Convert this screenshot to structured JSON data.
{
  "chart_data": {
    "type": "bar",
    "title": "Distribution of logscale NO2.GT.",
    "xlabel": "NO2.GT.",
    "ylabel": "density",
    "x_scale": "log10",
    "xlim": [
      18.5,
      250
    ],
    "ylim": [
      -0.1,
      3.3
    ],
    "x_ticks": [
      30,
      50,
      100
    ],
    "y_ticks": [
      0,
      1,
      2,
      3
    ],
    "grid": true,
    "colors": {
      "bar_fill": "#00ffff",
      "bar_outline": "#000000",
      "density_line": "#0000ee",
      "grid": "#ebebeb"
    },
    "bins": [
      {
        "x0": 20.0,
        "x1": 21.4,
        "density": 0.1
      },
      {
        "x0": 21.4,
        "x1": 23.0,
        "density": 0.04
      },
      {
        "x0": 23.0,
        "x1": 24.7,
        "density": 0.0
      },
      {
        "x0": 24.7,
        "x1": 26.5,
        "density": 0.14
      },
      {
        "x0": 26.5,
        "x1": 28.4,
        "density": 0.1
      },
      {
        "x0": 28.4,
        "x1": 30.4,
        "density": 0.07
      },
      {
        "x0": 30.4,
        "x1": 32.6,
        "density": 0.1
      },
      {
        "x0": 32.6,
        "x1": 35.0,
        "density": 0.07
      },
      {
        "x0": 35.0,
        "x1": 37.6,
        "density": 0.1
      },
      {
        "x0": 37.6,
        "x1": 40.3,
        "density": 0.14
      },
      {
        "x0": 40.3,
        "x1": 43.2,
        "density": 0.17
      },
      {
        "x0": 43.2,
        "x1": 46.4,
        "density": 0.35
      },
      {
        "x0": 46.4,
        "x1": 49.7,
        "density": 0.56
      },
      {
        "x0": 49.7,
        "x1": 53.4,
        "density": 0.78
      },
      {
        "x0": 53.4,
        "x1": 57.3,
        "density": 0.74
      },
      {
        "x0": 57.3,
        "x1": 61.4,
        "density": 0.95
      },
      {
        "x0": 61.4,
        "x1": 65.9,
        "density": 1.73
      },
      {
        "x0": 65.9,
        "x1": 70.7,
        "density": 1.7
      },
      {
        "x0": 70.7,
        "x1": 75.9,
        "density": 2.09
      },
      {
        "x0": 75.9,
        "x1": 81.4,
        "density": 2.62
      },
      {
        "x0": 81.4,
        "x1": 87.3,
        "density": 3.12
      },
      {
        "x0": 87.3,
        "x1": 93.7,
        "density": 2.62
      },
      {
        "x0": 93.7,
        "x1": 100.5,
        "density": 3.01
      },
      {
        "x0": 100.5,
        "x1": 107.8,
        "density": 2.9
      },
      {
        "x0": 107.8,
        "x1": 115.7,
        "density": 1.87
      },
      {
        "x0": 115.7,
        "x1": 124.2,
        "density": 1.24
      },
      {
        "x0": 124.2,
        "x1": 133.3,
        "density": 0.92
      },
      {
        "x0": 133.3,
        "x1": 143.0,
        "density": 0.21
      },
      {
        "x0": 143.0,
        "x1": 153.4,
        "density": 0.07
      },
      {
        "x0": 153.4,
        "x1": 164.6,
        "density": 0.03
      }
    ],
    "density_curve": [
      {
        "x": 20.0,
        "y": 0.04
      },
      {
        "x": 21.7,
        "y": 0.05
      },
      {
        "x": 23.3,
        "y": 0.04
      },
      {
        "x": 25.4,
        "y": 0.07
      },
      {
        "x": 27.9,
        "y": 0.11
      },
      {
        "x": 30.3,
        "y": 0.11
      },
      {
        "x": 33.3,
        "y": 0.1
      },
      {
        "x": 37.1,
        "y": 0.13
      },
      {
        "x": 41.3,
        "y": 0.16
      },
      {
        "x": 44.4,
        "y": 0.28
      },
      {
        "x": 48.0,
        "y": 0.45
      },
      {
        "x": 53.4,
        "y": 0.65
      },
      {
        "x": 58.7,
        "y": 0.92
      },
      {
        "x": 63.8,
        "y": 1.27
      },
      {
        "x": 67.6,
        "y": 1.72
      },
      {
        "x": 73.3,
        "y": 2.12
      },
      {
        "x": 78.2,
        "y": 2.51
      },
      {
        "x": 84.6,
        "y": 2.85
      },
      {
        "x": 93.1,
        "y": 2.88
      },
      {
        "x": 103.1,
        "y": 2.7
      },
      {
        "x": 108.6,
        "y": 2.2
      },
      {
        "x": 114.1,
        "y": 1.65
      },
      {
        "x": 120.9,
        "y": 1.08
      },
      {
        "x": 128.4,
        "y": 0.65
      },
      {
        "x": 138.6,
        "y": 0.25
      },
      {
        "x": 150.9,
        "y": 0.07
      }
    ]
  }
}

Set exercise: Every entry should be printed again exactly as written.

Complete output:
Convert this screenshot to structured JSON data.
{
  "chart_data": {
    "type": "bar",
    "title": "Distribution of logscale NO2.GT.",
    "xlabel": "NO2.GT.",
    "ylabel": "density",
    "x_scale": "log10",
    "xlim": [
      18.5,
      250
    ],
    "ylim": [
      -0.1,
      3.3
    ],
    "x_ticks": [
      30,
      50,
      100
    ],
    "y_ticks": [
      0,
      1,
      2,
      3
    ],
    "grid": true,
    "colors": {
      "bar_fill": "#00ffff",
      "bar_outline": "#000000",
      "density_line": "#0000ee",
      "grid": "#ebebeb"
    },
    "bins": [
      {
        "x0": 20.0,
        "x1": 21.4,
        "density": 0.1
      },
      {
        "x0": 21.4,
        "x1": 23.0,
        "density": 0.04
      },
      {
        "x0": 23.0,
        "x1": 24.7,
        "density": 0.0
      },
      {
        "x0": 24.7,
        "x1": 26.5,
        "density": 0.14
      },
      {
        "x0": 26.5,
        "x1": 28.4,
        "density": 0.1
      },
      {
        "x0": 28.4,
        "x1": 30.4,
        "density": 0.07
      },
      {
        "x0": 30.4,
        "x1": 32.6,
        "density": 0.1
      },
      {
        "x0": 32.6,
        "x1": 35.0,
        "density": 0.07
      },
      {
        "x0": 35.0,
        "x1": 37.6,
        "density": 0.1
      },
      {
        "x0": 37.6,
        "x1": 40.3,
        "density": 0.14
      },
      {
        "x0": 40.3,
        "x1": 43.2,
        "density": 0.17
      },
      {
        "x0": 43.2,
        "x1": 46.4,
        "density": 0.35
      },
      {
        "x0": 46.4,
        "x1": 49.7,
        "density": 0.56
      },
      {
        "x0": 49.7,
        "x1": 53.4,
        "density": 0.78
      },
      {
        "x0": 53.4,
        "x1": 57.3,
        "density": 0.74
      },
      {
        "x0": 57.3,
        "x1": 61.4,
        "density": 0.95
      },
      {
        "x0": 61.4,
        "x1": 65.9,
        "density": 1.73
      },
      {
        "x0": 65.9,
        "x1": 70.7,
        "density": 1.7
      },
      {
        "x0": 70.7,
        "x1": 75.9,
        "density": 2.09
      },
      {
        "x0": 75.9,
        "x1": 81.4,
        "density": 2.62
      },
      {
        "x0": 81.4,
        "x1": 87.3,
        "density": 3.12
      },
      {
        "x0": 87.3,
        "x1": 93.7,
        "density": 2.62
      },
      {
        "x0": 93.7,
        "x1": 100.5,
        "density": 3.01
      },
      {
        "x0": 100.5,
        "x1": 107.8,
        "density": 2.9
      },
      {
        "x0": 107.8,
        "x1": 115.7,
        "density": 1.87
      },
      {
        "x0": 115.7,
        "x1": 124.2,
        "density": 1.24
      },
      {
        "x0": 124.2,
        "x1": 133.3,
        "density": 0.92
      },
      {
        "x0": 133.3,
        "x1": 143.0,
        "density": 0.21
      },
      {
        "x0": 143.0,
        "x1": 153.4,
        "density": 0.07
      },
      {
        "x0": 153.4,
        "x1": 164.6,
        "density": 0.03
      }
    ],
    "density_curve": [
      {
        "x": 20.0,
        "y": 0.04
      },
      {
        "x": 21.7,
        "y": 0.05
      },
      {
        "x": 23.3,
        "y": 0.04
      },
      {
        "x": 25.4,
        "y": 0.07
      },
      {
        "x": 27.9,
        "y": 0.11
      },
      {
        "x": 30.3,
        "y": 0.11
      },
      {
        "x": 33.3,
        "y": 0.1
      },
      {
        "x": 37.1,
        "y": 0.13
      },
      {
        "x": 41.3,
        "y": 0.16
      },
      {
        "x": 44.4,
        "y": 0.28
      },
      {
        "x": 48.0,
        "y": 0.45
      },
      {
        "x": 53.4,
        "y": 0.65
      },
      {
        "x": 58.7,
        "y": 0.92
      },
      {
        "x": 63.8,
        "y": 1.27
      },
      {
        "x": 67.6,
        "y": 1.72
      },
      {
        "x": 73.3,
        "y": 2.12
      },
      {
        "x": 78.2,
        "y": 2.51
      },
      {
        "x": 84.6,
        "y": 2.85
      },
      {
        "x": 93.1,
        "y": 2.88
      },
      {
        "x": 103.1,
        "y": 2.7
      },
      {
        "x": 108.6,
        "y": 2.2
      },
      {
        "x": 114.1,
        "y": 1.65
      },
      {
        "x": 120.9,
        "y": 1.08
      },
      {
        "x": 128.4,
        "y": 0.65
      },
      {
        "x": 138.6,
        "y": 0.25
      },
      {
        "x": 150.9,
        "y": 0.07
      }
    ]
  }
}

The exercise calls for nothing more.